- [Your objective]:
Go through the records underneath and write each one out again exactly.

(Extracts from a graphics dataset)
>>>>

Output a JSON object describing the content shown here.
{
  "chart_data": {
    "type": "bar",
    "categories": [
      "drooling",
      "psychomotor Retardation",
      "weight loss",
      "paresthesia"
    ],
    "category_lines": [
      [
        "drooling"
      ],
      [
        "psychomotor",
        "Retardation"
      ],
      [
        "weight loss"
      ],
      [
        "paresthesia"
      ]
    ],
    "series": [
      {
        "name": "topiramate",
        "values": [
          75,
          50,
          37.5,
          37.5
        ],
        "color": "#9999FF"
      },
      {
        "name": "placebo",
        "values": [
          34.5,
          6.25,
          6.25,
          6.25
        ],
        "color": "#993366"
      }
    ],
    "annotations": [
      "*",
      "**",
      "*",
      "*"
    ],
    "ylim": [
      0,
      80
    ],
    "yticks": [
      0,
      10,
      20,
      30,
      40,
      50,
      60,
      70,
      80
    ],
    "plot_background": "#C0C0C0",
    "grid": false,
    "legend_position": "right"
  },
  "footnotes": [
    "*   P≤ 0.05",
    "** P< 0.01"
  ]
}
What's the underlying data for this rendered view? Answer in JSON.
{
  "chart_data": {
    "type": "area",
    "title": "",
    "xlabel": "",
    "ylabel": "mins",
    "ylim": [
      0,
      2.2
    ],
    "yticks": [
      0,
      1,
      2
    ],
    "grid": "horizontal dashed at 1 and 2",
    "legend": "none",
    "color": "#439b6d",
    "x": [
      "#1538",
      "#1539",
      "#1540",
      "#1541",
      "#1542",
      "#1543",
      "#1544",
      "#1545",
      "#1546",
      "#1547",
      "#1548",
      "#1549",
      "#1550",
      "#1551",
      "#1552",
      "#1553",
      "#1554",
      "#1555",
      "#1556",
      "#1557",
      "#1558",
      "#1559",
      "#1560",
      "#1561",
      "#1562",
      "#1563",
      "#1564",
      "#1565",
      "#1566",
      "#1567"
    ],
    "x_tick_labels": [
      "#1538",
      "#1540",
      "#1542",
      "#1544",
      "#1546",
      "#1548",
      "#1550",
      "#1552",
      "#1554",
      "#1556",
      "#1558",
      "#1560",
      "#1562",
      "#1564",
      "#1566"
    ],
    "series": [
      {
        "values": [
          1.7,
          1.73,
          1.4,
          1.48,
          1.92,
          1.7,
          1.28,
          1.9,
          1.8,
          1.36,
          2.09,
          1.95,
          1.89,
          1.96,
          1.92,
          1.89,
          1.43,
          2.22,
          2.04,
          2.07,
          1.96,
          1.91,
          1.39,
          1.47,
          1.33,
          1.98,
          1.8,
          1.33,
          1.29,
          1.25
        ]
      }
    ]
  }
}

<<<<

- [Exercise solution]:
Output a JSON object describing the content shown here.
{
  "chart_data": {
    "type": "bar",
    "categories": [
      "drooling",
      "psychomotor Retardation",
      "weight loss",
      "paresthesia"
    ],
    "category_lines": [
      [
        "drooling"
      ],
      [
        "psychomotor",
        "Retardation"
      ],
      [
        "weight loss"
      ],
      [
        "paresthesia"
      ]
    ],
    "series": [
      {
        "name": "topiramate",
        "values": [
          75,
          50,
          37.5,
          37.5
        ],
        "color": "#9999FF"
      },
      {
        "name": "placebo",
        "values": [
          34.5,
          6.25,
          6.25,
          6.25
        ],
        "color": "#993366"
      }
    ],
    "annotations": [
      "*",
      "**",
      "*",
      "*"
    ],
    "ylim": [
      0,
      80
    ],
    "yticks": [
      0,
      10,
      20,
      30,
      40,
      50,
      60,
      70,
      80
    ],
    "plot_background": "#C0C0C0",
    "grid": false,
    "legend_position": "right"
  },
  "footnotes": [
    "*   P≤ 0.05",
    "** P< 0.01"
  ]
}
What's the underlying data for this rendered view? Answer in JSON.
{
  "chart_data": {
    "type": "area",
    "title": "",
    "xlabel": "",
    "ylabel": "mins",
    "ylim": [
      0,
      2.2
    ],
    "yticks": [
      0,
      1,
      2
    ],
    "grid": "horizontal dashed at 1 and 2",
    "legend": "none",
    "color": "#439b6d",
    "x": [
      "#1538",
      "#1539",
      "#1540",
      "#1541",
      "#1542",
      "#1543",
      "#1544",
      "#1545",
      "#1546",
      "#1547",
      "#1548",
      "#1549",
      "#1550",
      "#1551",
      "#1552",
      "#1553",
      "#1554",
      "#1555",
      "#1556",
      "#1557",
      "#1558",
      "#1559",
      "#1560",
      "#1561",
      "#1562",
      "#1563",
      "#1564",
      "#1565",
      "#1566",
      "#1567"
    ],
    "x_tick_labels": [
      "#1538",
      "#1540",
      "#1542",
      "#1544",
      "#1546",
      "#1548",
      "#1550",
      "#1552",
      "#1554",
      "#1556",
      "#1558",
      "#1560",
      "#1562",
      "#1564",
      "#1566"
    ],
    "series": [
      {
        "values": [
          1.7,
          1.73,
          1.4,
          1.48,
          1.92,
          1.7,
          1.28,
          1.9,
          1.8,
          1.36,
          2.09,
          1.95,
          1.89,
          1.96,
          1.92,
          1.89,
          1.43,
          2.22,
          2.04,
          2.07,
          1.96,
          1.91,
          1.39,
          1.47,
          1.33,
          1.98,
          1.8,
          1.33,
          1.29,
          1.25
        ]
      }
    ]
  }
}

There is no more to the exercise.